- _SOURCE MATERIAL_:

--------------------------------

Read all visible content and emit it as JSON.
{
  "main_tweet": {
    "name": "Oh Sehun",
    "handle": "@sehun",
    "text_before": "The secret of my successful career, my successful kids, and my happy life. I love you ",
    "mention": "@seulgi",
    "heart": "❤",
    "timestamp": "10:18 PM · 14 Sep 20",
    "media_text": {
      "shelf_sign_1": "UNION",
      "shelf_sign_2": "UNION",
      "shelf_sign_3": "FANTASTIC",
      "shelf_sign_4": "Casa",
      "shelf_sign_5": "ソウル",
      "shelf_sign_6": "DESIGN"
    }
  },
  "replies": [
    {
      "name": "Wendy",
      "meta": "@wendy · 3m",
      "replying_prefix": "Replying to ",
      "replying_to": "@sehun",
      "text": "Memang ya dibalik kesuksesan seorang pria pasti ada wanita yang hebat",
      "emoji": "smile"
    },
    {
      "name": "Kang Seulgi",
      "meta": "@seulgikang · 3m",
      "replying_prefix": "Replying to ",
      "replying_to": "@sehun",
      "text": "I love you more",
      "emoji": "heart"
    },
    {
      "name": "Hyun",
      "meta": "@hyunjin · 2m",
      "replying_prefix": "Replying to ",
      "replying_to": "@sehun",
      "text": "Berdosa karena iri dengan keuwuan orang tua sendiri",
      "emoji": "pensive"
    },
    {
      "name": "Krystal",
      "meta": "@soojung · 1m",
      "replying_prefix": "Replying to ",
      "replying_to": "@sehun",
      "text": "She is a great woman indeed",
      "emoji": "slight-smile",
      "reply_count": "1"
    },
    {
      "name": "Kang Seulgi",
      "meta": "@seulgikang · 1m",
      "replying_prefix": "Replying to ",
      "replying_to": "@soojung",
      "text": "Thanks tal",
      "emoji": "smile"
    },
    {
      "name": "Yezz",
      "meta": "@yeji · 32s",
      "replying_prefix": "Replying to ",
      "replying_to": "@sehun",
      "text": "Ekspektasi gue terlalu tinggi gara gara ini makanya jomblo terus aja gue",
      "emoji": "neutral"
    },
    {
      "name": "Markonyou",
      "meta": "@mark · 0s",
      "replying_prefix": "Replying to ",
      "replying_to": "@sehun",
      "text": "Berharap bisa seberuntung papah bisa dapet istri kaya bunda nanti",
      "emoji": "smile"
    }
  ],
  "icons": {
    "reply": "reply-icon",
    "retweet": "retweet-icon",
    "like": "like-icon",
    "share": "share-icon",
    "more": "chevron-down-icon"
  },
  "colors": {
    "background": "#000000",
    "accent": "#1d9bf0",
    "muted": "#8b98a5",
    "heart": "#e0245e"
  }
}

--------------------------------

- _WHAT IS REQUIRED_: Each line above is to be repeated exactly.

- _THE REPLY_:
Read all visible content and emit it as JSON.
{
  "main_tweet": {
    "name": "Oh Sehun",
    "handle": "@sehun",
    "text_before": "The secret of my successful career, my successful kids, and my happy life. I love you ",
    "mention": "@seulgi",
    "heart": "❤",
    "timestamp": "10:18 PM · 14 Sep 20",
    "media_text": {
      "shelf_sign_1": "UNION",
      "shelf_sign_2": "UNION",
      "shelf_sign_3": "FANTASTIC",
      "shelf_sign_4": "Casa",
      "shelf_sign_5": "ソウル",
      "shelf_sign_6": "DESIGN"
    }
  },
  "replies": [
    {
      "name": "Wendy",
      "meta": "@wendy · 3m",
      "replying_prefix": "Replying to ",
      "replying_to": "@sehun",
      "text": "Memang ya dibalik kesuksesan seorang pria pasti ada wanita yang hebat",
      "emoji": "smile"
    },
    {
      "name": "Kang Seulgi",
      "meta": "@seulgikang · 3m",
      "replying_prefix": "Replying to ",
      "replying_to": "@sehun",
      "text": "I love you more",
      "emoji": "heart"
    },
    {
      "name": "Hyun",
      "meta": "@hyunjin · 2m",
      "replying_prefix": "Replying to ",
      "replying_to": "@sehun",
      "text": "Berdosa karena iri dengan keuwuan orang tua sendiri",
      "emoji": "pensive"
    },
    {
      "name": "Krystal",
      "meta": "@soojung · 1m",
      "replying_prefix": "Replying to ",
      "replying_to": "@sehun",
      "text": "She is a great woman indeed",
      "emoji": "slight-smile",
      "reply_count": "1"
    },
    {
      "name": "Kang Seulgi",
      "meta": "@seulgikang · 1m",
      "replying_prefix": "Replying to ",
      "replying_to": "@soojung",
      "text": "Thanks tal",
      "emoji": "smile"
    },
    {
      "name": "Yezz",
      "meta": "@yeji · 32s",
      "replying_prefix": "Replying to ",
      "replying_to": "@sehun",
      "text": "Ekspektasi gue terlalu tinggi gara gara ini makanya jomblo terus aja gue",
      "emoji": "neutral"
    },
    {
      "name": "Markonyou",
      "meta": "@mark · 0s",
      "replying_prefix": "Replying to ",
      "replying_to": "@sehun",
      "text": "Berharap bisa seberuntung papah bisa dapet istri kaya bunda nanti",
      "emoji": "smile"
    }
  ],
  "icons": {
    "reply": "reply-icon",
    "retweet": "retweet-icon",
    "like": "like-icon",
    "share": "share-icon",
    "more": "chevron-down-icon"
  },
  "colors": {
    "background": "#000000",
    "accent": "#1d9bf0",
    "muted": "#8b98a5",
    "heart": "#e0245e"
  }
}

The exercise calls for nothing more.